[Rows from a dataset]
-*-
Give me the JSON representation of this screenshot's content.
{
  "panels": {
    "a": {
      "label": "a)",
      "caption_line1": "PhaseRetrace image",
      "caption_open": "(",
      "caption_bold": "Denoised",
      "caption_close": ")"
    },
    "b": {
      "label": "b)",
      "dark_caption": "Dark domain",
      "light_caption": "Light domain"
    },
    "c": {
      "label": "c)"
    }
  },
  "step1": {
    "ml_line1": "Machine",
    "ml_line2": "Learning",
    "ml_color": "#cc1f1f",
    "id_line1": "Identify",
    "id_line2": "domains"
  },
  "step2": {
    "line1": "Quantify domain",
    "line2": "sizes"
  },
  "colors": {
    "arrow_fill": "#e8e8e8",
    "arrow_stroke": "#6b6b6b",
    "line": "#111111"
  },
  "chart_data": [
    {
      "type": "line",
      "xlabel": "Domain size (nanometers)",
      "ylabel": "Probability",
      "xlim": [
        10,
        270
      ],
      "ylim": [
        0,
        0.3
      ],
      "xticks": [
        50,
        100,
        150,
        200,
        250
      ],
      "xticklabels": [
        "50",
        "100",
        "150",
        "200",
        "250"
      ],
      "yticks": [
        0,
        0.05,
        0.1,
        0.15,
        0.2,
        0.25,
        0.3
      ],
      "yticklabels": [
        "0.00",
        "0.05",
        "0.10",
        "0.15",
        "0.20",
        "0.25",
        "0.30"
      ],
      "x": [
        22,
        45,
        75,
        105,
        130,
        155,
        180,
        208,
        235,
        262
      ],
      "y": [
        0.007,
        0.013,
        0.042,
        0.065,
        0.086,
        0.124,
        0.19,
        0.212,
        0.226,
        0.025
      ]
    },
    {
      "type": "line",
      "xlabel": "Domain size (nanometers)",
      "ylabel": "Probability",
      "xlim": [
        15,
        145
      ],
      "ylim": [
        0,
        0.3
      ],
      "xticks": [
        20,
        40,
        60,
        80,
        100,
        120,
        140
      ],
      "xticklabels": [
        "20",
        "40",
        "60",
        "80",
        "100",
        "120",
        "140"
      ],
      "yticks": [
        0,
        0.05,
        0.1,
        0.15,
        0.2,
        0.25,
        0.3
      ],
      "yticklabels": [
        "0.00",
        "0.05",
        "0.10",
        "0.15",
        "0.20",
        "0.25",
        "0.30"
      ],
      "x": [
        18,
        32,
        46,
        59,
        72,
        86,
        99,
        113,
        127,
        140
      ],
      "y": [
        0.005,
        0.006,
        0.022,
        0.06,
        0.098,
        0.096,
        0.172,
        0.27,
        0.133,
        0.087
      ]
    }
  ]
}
-*-
_Challenge_: Reproduce every line of the material above exactly.

_Exercise solution_:
Give me the JSON representation of this screenshot's content.
{
  "panels": {
    "a": {
      "label": "a)",
      "caption_line1": "PhaseRetrace image",
      "caption_open": "(",
      "caption_bold": "Denoised",
      "caption_close": ")"
    },
    "b": {
      "label": "b)",
      "dark_caption": "Dark domain",
      "light_caption": "Light domain"
    },
    "c": {
      "label": "c)"
    }
  },
  "step1": {
    "ml_line1": "Machine",
    "ml_line2": "Learning",
    "ml_color": "#cc1f1f",
    "id_line1": "Identify",
    "id_line2": "domains"
  },
  "step2": {
    "line1": "Quantify domain",
    "line2": "sizes"
  },
  "colors": {
    "arrow_fill": "#e8e8e8",
    "arrow_stroke": "#6b6b6b",
    "line": "#111111"
  },
  "chart_data": [
    {
      "type": "line",
      "xlabel": "Domain size (nanometers)",
      "ylabel": "Probability",
      "xlim": [
        10,
        270
      ],
      "ylim": [
        0,
        0.3
      ],
      "xticks": [
        50,
        100,
        150,
        200,
        250
      ],
      "xticklabels": [
        "50",
        "100",
        "150",
        "200",
        "250"
      ],
      "yticks": [
        0,
        0.05,
        0.1,
        0.15,
        0.2,
        0.25,
        0.3
      ],
      "yticklabels": [
        "0.00",
        "0.05",
        "0.10",
        "0.15",
        "0.20",
        "0.25",
        "0.30"
      ],
      "x": [
        22,
        45,
        75,
        105,
        130,
        155,
        180,
        208,
        235,
        262
      ],
      "y": [
        0.007,
        0.013,
        0.042,
        0.065,
        0.086,
        0.124,
        0.19,
        0.212,
        0.226,
        0.025
      ]
    },
    {
      "type": "line",
      "xlabel": "Domain size (nanometers)",
      "ylabel": "Probability",
      "xlim": [
        15,
        145
      ],
      "ylim": [
        0,
        0.3
      ],
      "xticks": [
        20,
        40,
        60,
        80,
        100,
        120,
        140
      ],
      "xticklabels": [
        "20",
        "40",
        "60",
        "80",
        "100",
        "120",
        "140"
      ],
      "yticks": [
        0,
        0.05,
        0.1,
        0.15,
        0.2,
        0.25,
        0.3
      ],
      "yticklabels": [
        "0.00",
        "0.05",
        "0.10",
        "0.15",
        "0.20",
        "0.25",
        "0.30"
      ],
      "x": [
        18,
        32,
        46,
        59,
        72,
        86,
        99,
        113,
        127,
        140
      ],
      "y": [
        0.005,
        0.006,
        0.022,
        0.06,
        0.098,
        0.096,
        0.172,
        0.27,
        0.133,
        0.087
      ]
    }
  ]
}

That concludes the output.